◆ Stated task ◆
Hunt for the word "date" across the entries below, copying each line that holds it.

"""

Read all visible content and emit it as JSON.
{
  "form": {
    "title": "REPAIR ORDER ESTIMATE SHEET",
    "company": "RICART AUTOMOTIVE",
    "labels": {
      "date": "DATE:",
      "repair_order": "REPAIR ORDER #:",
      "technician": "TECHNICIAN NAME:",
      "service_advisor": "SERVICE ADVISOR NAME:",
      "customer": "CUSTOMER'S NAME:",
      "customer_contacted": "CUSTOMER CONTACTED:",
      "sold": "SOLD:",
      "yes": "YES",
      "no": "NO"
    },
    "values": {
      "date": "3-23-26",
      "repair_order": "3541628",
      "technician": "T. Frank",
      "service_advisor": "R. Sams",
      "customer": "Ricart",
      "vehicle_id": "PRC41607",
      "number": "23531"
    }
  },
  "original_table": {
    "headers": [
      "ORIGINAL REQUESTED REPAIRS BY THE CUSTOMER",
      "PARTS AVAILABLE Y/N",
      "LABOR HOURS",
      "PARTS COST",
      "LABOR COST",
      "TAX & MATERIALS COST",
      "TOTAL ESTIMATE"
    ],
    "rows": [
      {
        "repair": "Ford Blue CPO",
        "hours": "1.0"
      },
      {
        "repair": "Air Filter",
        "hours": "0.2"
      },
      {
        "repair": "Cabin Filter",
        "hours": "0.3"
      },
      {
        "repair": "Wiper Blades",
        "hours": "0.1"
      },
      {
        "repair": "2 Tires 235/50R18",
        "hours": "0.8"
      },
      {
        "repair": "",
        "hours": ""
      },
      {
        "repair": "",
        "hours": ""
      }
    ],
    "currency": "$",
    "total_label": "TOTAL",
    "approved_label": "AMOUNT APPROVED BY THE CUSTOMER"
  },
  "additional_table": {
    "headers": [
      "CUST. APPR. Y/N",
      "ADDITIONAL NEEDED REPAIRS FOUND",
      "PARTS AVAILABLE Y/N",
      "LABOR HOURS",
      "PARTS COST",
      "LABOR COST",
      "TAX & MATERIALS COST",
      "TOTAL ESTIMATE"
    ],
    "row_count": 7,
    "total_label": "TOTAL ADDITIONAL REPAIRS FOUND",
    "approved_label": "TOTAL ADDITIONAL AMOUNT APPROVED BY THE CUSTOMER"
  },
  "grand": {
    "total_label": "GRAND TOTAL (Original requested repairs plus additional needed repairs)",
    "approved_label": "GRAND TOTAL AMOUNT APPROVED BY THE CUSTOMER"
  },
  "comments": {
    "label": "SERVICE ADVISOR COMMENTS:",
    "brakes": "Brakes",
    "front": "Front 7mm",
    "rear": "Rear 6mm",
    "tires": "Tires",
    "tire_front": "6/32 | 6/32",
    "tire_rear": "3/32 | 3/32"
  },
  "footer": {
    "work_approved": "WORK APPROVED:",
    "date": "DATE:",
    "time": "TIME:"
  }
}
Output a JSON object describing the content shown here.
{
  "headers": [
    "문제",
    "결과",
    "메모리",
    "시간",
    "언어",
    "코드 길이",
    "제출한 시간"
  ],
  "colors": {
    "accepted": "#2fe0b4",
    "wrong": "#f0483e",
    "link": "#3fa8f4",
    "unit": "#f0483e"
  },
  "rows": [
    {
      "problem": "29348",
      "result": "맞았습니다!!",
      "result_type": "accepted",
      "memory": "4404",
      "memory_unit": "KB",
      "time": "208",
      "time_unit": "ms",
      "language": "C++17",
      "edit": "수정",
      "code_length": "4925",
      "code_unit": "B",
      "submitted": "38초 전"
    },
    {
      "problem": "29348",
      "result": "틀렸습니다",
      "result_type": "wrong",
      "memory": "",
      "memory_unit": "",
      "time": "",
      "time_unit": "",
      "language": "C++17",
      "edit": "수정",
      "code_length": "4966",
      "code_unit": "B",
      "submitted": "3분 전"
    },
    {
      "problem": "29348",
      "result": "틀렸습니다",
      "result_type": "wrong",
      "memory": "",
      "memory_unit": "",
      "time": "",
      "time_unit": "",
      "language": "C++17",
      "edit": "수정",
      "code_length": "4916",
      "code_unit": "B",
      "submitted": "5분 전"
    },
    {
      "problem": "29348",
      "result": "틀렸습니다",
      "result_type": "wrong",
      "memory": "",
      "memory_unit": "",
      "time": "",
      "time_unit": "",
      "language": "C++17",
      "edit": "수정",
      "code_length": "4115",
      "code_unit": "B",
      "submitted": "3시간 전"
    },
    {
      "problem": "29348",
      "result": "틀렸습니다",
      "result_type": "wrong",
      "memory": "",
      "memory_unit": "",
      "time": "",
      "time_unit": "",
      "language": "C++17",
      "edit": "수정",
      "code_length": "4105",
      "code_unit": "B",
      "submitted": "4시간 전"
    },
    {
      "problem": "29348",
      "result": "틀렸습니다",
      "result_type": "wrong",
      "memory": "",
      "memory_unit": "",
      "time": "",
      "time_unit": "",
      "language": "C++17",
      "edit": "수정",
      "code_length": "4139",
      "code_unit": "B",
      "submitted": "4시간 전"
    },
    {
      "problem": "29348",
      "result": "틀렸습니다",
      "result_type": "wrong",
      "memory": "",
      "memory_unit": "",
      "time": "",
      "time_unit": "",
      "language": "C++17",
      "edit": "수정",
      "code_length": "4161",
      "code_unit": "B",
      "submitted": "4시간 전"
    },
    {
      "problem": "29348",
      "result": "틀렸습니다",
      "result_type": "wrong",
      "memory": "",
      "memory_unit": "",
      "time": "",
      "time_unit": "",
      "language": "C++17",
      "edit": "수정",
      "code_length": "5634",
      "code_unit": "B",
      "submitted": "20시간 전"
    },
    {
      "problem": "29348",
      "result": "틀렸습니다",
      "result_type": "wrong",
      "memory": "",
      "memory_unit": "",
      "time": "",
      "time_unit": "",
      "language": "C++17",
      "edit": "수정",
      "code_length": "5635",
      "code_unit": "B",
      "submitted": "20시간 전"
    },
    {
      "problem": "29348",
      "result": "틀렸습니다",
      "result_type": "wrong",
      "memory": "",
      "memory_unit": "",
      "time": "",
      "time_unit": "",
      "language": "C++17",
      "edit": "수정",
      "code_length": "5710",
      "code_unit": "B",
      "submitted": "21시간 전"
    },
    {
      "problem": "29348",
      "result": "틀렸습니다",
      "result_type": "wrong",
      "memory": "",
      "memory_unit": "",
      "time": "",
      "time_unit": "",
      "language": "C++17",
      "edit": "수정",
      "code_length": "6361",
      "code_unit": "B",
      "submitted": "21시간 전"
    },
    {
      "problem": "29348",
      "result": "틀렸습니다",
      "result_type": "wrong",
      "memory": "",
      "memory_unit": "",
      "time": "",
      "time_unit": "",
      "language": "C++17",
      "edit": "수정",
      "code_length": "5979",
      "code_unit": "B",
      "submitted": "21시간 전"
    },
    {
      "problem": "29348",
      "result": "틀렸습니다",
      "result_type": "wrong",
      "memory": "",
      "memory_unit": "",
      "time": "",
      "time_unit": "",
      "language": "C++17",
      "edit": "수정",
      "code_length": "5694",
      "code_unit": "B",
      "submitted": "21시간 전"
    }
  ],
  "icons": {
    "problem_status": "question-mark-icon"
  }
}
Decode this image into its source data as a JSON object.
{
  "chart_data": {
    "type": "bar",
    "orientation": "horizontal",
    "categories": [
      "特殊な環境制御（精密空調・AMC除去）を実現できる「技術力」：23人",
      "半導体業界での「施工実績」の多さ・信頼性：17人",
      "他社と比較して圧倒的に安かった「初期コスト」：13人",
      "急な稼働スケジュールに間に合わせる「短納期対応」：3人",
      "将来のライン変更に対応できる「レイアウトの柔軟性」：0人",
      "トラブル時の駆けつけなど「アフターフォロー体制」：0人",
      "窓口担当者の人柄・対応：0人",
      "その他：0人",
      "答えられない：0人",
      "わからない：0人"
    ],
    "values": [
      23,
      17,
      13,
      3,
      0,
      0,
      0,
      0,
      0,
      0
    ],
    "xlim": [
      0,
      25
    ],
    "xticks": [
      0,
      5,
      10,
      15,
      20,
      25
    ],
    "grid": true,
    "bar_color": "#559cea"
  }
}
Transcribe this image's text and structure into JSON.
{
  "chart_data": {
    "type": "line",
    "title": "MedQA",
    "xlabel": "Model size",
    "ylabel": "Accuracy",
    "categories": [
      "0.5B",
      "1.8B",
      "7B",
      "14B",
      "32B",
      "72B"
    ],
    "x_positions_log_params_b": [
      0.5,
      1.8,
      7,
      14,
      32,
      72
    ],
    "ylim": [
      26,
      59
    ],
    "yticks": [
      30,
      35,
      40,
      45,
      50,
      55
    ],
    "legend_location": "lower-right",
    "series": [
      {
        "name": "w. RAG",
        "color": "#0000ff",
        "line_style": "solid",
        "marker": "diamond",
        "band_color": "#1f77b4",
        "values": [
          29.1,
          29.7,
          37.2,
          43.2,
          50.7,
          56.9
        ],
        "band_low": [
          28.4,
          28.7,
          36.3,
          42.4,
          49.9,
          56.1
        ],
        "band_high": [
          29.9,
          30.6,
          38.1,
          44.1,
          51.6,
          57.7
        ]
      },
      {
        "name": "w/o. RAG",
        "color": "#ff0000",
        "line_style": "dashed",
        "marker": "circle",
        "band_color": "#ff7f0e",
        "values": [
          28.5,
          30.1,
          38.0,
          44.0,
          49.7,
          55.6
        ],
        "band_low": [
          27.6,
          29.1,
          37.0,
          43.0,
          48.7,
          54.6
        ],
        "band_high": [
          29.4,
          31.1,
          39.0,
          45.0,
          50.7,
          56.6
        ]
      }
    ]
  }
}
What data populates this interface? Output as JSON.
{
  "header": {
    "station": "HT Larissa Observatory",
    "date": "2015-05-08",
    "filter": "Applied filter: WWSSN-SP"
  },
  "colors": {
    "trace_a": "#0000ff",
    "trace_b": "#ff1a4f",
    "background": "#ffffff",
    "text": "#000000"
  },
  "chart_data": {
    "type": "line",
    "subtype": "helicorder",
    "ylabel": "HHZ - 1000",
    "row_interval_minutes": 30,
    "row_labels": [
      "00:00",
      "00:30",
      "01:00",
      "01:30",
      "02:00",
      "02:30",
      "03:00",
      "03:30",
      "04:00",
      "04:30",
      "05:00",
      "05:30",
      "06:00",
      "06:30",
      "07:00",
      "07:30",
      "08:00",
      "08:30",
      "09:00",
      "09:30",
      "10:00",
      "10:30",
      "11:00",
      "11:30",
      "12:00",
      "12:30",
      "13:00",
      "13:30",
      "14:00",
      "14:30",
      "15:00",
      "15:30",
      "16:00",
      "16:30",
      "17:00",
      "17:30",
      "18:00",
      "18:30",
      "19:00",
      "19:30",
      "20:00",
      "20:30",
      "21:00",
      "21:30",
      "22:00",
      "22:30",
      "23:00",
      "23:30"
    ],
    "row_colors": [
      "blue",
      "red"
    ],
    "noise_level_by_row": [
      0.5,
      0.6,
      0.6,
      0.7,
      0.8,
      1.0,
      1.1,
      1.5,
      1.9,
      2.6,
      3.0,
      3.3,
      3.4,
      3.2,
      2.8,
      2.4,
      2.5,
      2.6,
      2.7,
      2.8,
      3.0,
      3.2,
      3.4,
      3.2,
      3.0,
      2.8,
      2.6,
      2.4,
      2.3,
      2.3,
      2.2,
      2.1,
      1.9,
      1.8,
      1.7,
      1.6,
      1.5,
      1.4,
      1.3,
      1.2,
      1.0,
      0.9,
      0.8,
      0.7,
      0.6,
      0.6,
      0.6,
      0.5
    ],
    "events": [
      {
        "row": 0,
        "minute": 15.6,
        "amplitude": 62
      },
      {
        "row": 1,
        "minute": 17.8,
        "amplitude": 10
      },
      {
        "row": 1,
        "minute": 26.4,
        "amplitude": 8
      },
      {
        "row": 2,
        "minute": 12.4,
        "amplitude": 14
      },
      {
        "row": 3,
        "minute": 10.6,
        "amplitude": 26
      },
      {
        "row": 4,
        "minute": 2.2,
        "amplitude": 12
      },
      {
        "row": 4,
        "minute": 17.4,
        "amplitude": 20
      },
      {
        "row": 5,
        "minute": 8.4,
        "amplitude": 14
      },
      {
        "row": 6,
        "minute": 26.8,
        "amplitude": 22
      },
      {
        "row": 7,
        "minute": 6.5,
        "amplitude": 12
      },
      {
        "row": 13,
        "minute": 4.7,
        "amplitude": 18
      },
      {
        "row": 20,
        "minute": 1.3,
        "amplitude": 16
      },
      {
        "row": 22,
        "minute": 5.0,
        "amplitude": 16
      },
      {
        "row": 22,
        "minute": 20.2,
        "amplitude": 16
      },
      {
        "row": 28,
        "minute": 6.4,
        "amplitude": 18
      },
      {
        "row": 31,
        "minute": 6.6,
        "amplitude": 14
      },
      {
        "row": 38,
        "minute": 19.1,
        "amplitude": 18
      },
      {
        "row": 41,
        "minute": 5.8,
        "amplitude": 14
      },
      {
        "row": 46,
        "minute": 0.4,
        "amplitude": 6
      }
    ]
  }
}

"""

◆ Answer to the problem ◆
      "date": "DATE:",
      "date": "3-23-26",
    "date": "DATE:",
    "date": "2015-05-08",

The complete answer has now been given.